### Exercise
Write out every line of the material as it stands, apart from the pictures.

= Beginning of Section =

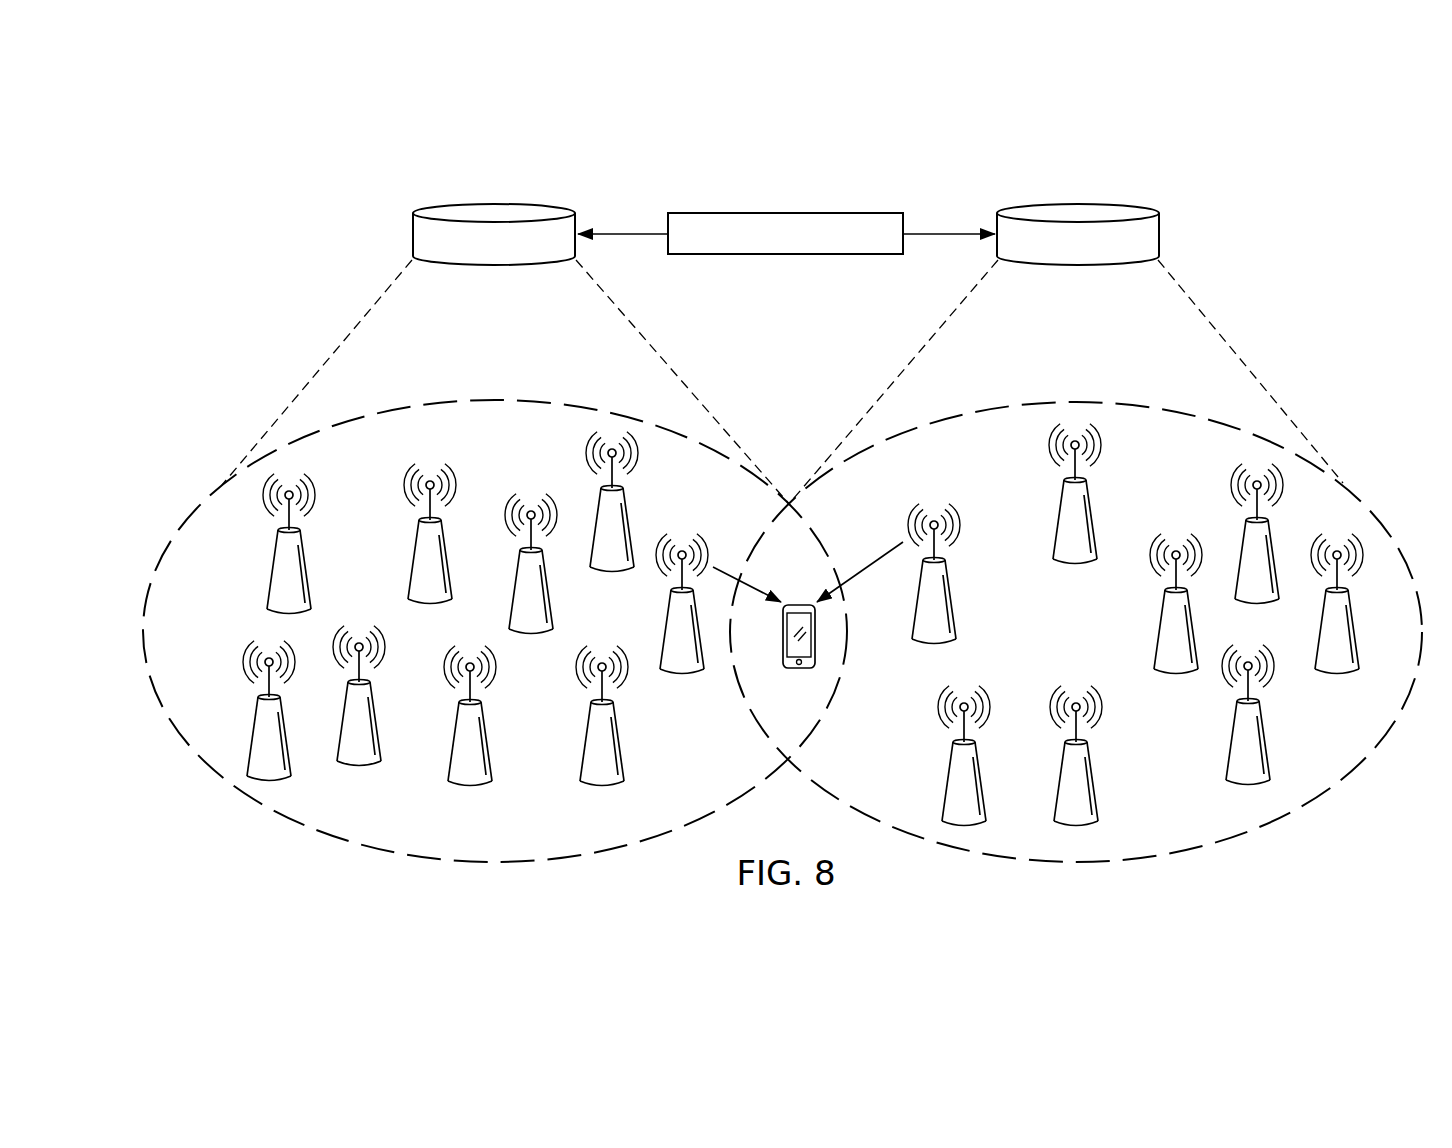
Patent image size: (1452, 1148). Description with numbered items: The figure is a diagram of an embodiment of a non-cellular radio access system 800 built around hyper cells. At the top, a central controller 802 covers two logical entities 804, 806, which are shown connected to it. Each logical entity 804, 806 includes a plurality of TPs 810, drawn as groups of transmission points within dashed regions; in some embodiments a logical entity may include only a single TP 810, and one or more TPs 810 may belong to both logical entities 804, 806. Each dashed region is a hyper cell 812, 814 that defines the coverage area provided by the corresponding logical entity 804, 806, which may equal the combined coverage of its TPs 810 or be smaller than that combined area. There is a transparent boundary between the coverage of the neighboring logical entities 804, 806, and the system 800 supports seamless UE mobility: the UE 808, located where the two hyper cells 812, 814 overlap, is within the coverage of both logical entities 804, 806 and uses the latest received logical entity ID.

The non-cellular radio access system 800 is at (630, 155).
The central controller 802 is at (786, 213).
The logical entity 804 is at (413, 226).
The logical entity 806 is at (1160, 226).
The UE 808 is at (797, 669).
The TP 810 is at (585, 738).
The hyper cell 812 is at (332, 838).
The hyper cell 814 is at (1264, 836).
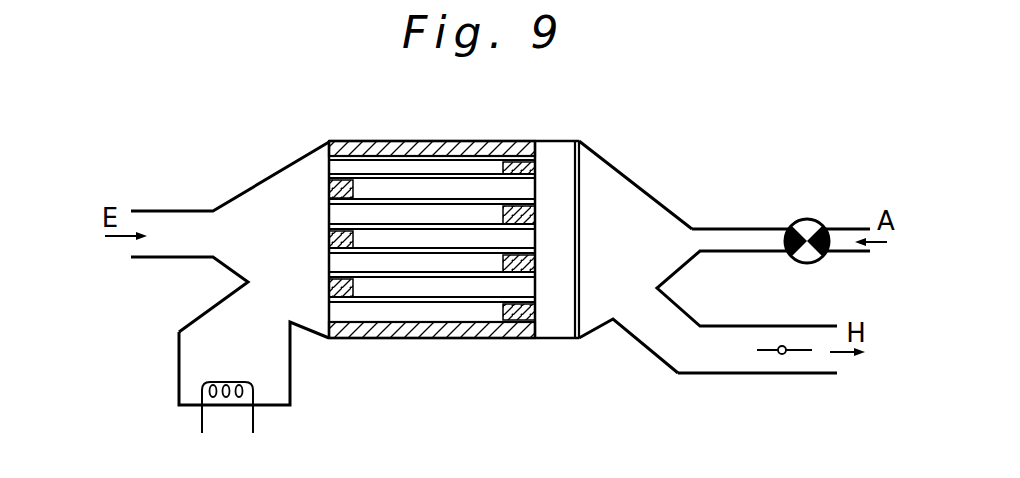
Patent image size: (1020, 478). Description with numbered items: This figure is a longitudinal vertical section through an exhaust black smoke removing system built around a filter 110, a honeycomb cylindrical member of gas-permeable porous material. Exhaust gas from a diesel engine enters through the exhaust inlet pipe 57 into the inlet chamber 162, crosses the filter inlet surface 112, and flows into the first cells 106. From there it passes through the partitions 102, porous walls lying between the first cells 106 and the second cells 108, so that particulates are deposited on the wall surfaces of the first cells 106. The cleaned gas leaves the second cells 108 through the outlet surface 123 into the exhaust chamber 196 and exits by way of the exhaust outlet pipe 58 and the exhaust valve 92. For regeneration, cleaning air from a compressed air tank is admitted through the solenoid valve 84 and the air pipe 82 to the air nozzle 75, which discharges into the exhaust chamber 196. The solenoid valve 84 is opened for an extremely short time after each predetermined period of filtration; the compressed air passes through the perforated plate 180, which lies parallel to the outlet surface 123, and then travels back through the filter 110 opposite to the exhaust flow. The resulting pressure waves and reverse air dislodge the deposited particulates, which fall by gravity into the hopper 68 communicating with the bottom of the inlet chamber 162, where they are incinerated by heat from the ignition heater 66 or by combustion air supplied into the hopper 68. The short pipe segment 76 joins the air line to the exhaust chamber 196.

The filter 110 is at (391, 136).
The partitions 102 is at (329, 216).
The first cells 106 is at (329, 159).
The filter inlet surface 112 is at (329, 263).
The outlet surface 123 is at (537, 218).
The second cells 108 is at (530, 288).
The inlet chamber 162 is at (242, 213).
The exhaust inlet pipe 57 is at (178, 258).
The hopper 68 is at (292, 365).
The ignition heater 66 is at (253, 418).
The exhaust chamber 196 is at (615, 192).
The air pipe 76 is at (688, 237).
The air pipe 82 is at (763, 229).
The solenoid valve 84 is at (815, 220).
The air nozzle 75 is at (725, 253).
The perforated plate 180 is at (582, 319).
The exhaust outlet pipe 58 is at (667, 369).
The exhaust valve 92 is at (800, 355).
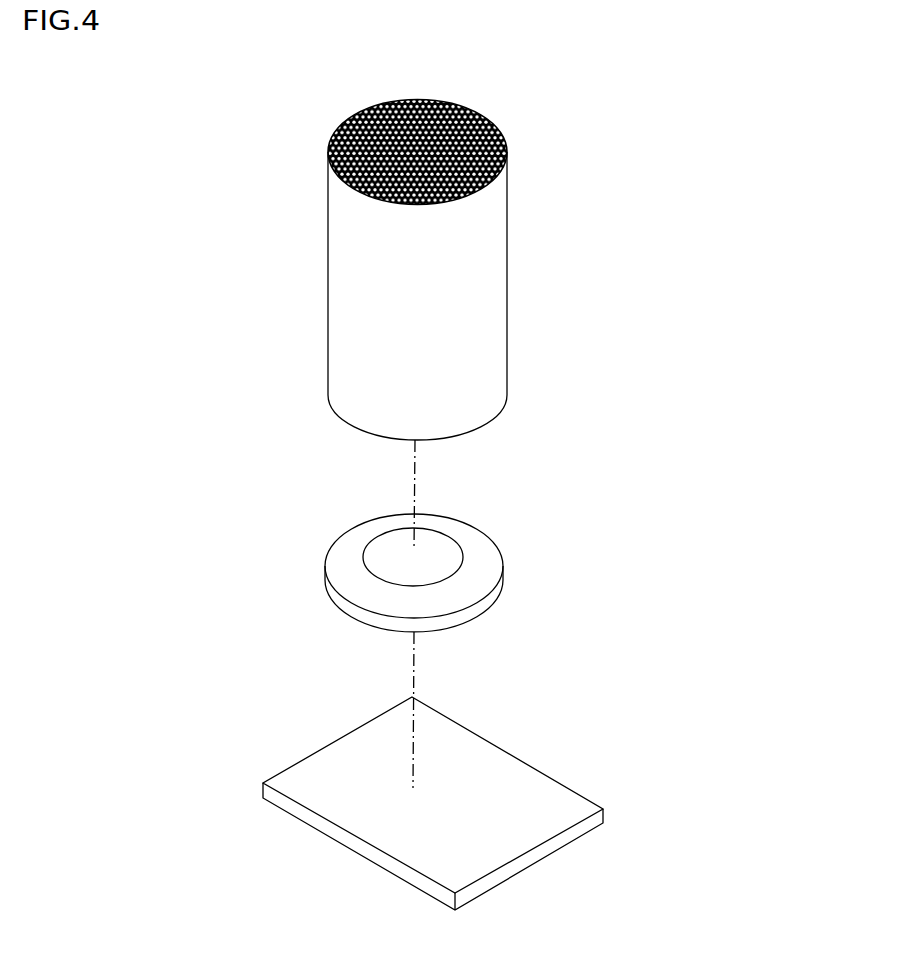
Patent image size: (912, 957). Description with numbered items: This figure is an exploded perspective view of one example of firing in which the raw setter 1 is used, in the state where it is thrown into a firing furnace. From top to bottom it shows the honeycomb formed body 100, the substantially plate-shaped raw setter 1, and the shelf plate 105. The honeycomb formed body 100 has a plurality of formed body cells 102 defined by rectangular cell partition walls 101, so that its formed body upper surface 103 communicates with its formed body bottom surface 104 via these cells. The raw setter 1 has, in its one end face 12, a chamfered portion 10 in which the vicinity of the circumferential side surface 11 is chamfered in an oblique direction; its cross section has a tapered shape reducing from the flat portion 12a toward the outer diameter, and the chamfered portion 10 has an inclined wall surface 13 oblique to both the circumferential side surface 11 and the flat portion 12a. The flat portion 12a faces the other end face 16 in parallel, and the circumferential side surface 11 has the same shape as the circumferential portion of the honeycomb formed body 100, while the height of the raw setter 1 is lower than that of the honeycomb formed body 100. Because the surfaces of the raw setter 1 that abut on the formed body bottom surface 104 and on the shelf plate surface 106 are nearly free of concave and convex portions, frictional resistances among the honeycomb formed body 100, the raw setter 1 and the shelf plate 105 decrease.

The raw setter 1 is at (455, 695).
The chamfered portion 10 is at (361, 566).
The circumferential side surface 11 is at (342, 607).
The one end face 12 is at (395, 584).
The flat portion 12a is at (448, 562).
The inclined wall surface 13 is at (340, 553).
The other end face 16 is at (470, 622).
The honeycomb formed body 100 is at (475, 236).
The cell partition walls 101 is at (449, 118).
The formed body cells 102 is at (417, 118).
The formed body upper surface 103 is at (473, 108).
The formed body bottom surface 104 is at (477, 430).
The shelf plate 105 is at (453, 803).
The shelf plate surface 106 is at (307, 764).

= End of Section =

### Answer box
Patent image size: (1452, 1148). Description with numbered items: The figure is a diagram of an embodiment of a non-cellular radio access system 800 built around hyper cells. At the top, a central controller 802 covers two logical entities 804, 806, which are shown connected to it. Each logical entity 804, 806 includes a plurality of TPs 810, drawn as groups of transmission points within dashed regions; in some embodiments a logical entity may include only a single TP 810, and one or more TPs 810 may belong to both logical entities 804, 806. Each dashed region is a hyper cell 812, 814 that defines the coverage area provided by the corresponding logical entity 804, 806, which may equal the combined coverage of its TPs 810 or be smaller than that combined area. There is a transparent boundary between the coverage of the neighboring logical entities 804, 806, and the system 800 supports seamless UE mobility: the UE 808, located where the two hyper cells 812, 814 overlap, is within the coverage of both logical entities 804, 806 and uses the latest received logical entity ID.

The non-cellular radio access system 800 is at (630, 155).
The central controller 802 is at (786, 213).
The logical entity 804 is at (413, 226).
The logical entity 806 is at (1160, 226).
The UE 808 is at (797, 669).
The TP 810 is at (585, 738).
The hyper cell 812 is at (332, 838).
The hyper cell 814 is at (1264, 836).
Patent image size: (1020, 478). Description with numbered items: This figure is a longitudinal vertical section through an exhaust black smoke removing system built around a filter 110, a honeycomb cylindrical member of gas-permeable porous material. Exhaust gas from a diesel engine enters through the exhaust inlet pipe 57 into the inlet chamber 162, crosses the filter inlet surface 112, and flows into the first cells 106. From there it passes through the partitions 102, porous walls lying between the first cells 106 and the second cells 108, so that particulates are deposited on the wall surfaces of the first cells 106. The cleaned gas leaves the second cells 108 through the outlet surface 123 into the exhaust chamber 196 and exits by way of the exhaust outlet pipe 58 and the exhaust valve 92. For regeneration, cleaning air from a compressed air tank is admitted through the solenoid valve 84 and the air pipe 82 to the air nozzle 75, which discharges into the exhaust chamber 196. The solenoid valve 84 is opened for an extremely short time after each predetermined period of filtration; the compressed air passes through the perforated plate 180, which lies parallel to the outlet surface 123, and then travels back through the filter 110 opposite to the exhaust flow. The resulting pressure waves and reverse air dislodge the deposited particulates, which fall by gravity into the hopper 68 communicating with the bottom of the inlet chamber 162, where they are incinerated by heat from the ignition heater 66 or by combustion air supplied into the hopper 68. The short pipe segment 76 joins the air line to the exhaust chamber 196.

The filter 110 is at (391, 136).
The partitions 102 is at (329, 216).
The first cells 106 is at (329, 159).
The filter inlet surface 112 is at (329, 263).
The outlet surface 123 is at (537, 218).
The second cells 108 is at (530, 288).
The inlet chamber 162 is at (242, 213).
The exhaust inlet pipe 57 is at (178, 258).
The hopper 68 is at (292, 365).
The ignition heater 66 is at (253, 418).
The exhaust chamber 196 is at (615, 192).
The air pipe 76 is at (688, 237).
The air pipe 82 is at (763, 229).
The solenoid valve 84 is at (815, 220).
The air nozzle 75 is at (725, 253).
The perforated plate 180 is at (582, 319).
The exhaust outlet pipe 58 is at (667, 369).
The exhaust valve 92 is at (800, 355).
Patent image size: (912, 957). Description with numbered items: This figure is an exploded perspective view of one example of firing in which the raw setter 1 is used, in the state where it is thrown into a firing furnace. From top to bottom it shows the honeycomb formed body 100, the substantially plate-shaped raw setter 1, and the shelf plate 105. The honeycomb formed body 100 has a plurality of formed body cells 102 defined by rectangular cell partition walls 101, so that its formed body upper surface 103 communicates with its formed body bottom surface 104 via these cells. The raw setter 1 has, in its one end face 12, a chamfered portion 10 in which the vicinity of the circumferential side surface 11 is chamfered in an oblique direction; its cross section has a tapered shape reducing from the flat portion 12a toward the outer diameter, and the chamfered portion 10 has an inclined wall surface 13 oblique to both the circumferential side surface 11 and the flat portion 12a. The flat portion 12a faces the other end face 16 in parallel, and the circumferential side surface 11 has the same shape as the circumferential portion of the honeycomb formed body 100, while the height of the raw setter 1 is lower than that of the honeycomb formed body 100. Because the surfaces of the raw setter 1 that abut on the formed body bottom surface 104 and on the shelf plate surface 106 are nearly free of concave and convex portions, frictional resistances among the honeycomb formed body 100, the raw setter 1 and the shelf plate 105 decrease.

The raw setter 1 is at (455, 695).
The chamfered portion 10 is at (361, 566).
The circumferential side surface 11 is at (342, 607).
The one end face 12 is at (395, 584).
The flat portion 12a is at (448, 562).
The inclined wall surface 13 is at (340, 553).
The other end face 16 is at (470, 622).
The honeycomb formed body 100 is at (475, 236).
The cell partition walls 101 is at (449, 118).
The formed body cells 102 is at (417, 118).
The formed body upper surface 103 is at (473, 108).
The formed body bottom surface 104 is at (477, 430).
The shelf plate 105 is at (453, 803).
The shelf plate surface 106 is at (307, 764).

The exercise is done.